WHAT YOU WILL DO
Gather up all lines that carry the word "enabled".

[Extracted records]
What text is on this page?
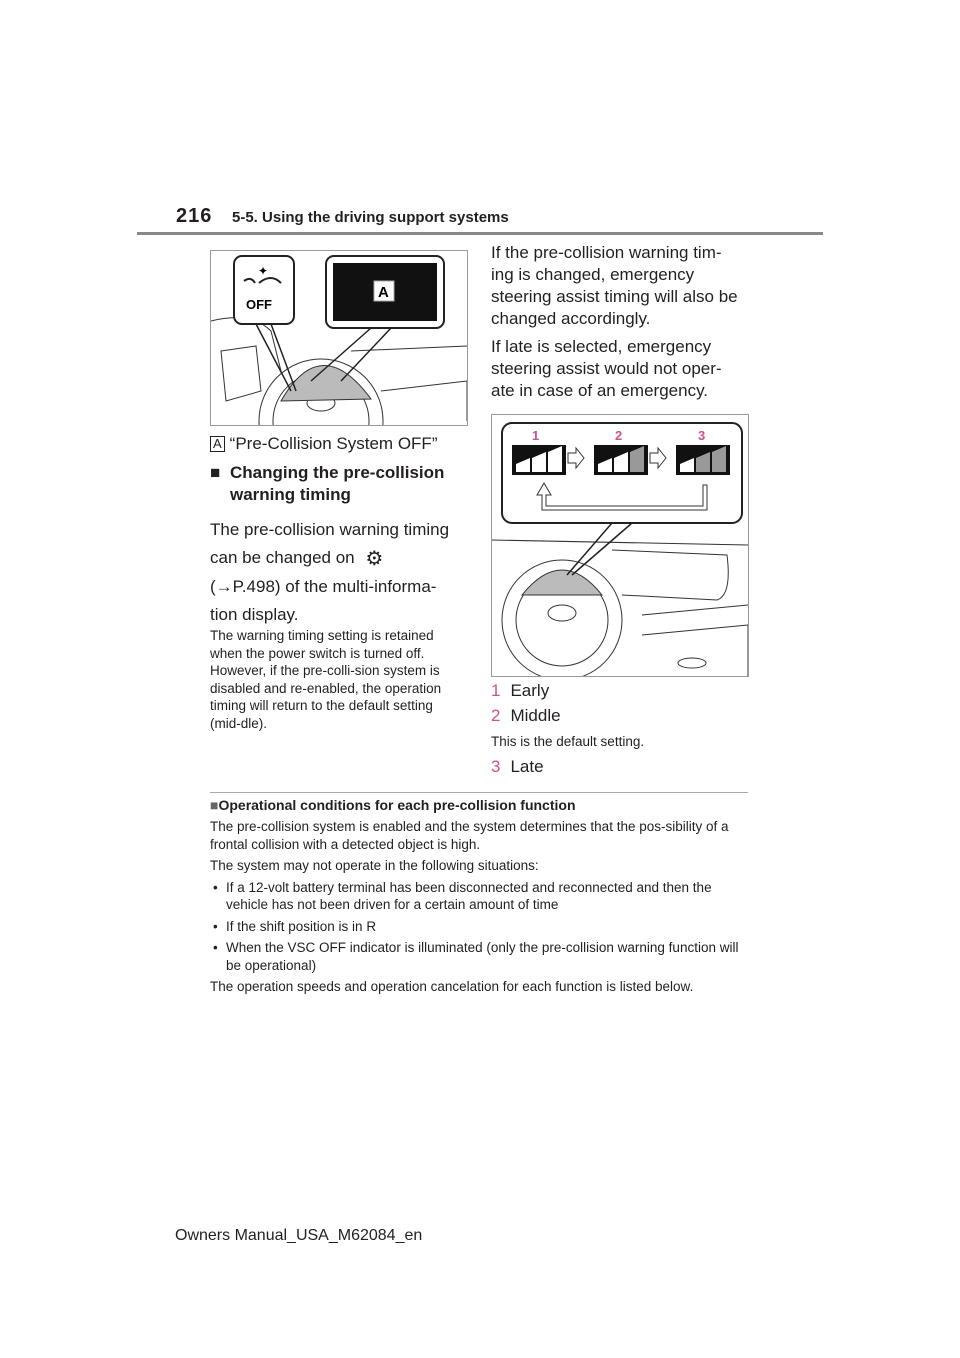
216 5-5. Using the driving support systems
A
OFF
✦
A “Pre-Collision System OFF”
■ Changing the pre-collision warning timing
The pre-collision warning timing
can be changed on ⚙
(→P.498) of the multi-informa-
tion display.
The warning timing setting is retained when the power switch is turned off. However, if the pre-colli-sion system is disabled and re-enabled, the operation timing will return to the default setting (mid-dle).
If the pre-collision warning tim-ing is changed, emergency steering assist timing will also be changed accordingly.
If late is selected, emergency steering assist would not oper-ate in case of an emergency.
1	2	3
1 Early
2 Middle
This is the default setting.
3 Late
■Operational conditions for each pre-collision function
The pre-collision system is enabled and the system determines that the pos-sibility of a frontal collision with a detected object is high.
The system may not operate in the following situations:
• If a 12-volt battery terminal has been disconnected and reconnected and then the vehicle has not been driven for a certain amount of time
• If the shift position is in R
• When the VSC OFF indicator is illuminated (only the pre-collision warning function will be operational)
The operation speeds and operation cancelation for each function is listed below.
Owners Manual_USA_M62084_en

TASK SOLUTION
The warning timing setting is retained when the power switch is turned off. However, if the pre-colli-sion system is disabled and re-enabled, the operation timing will return to the default setting (mid-dle).
The pre-collision system is enabled and the system determines that the pos-sibility of a frontal collision with a detected object is high.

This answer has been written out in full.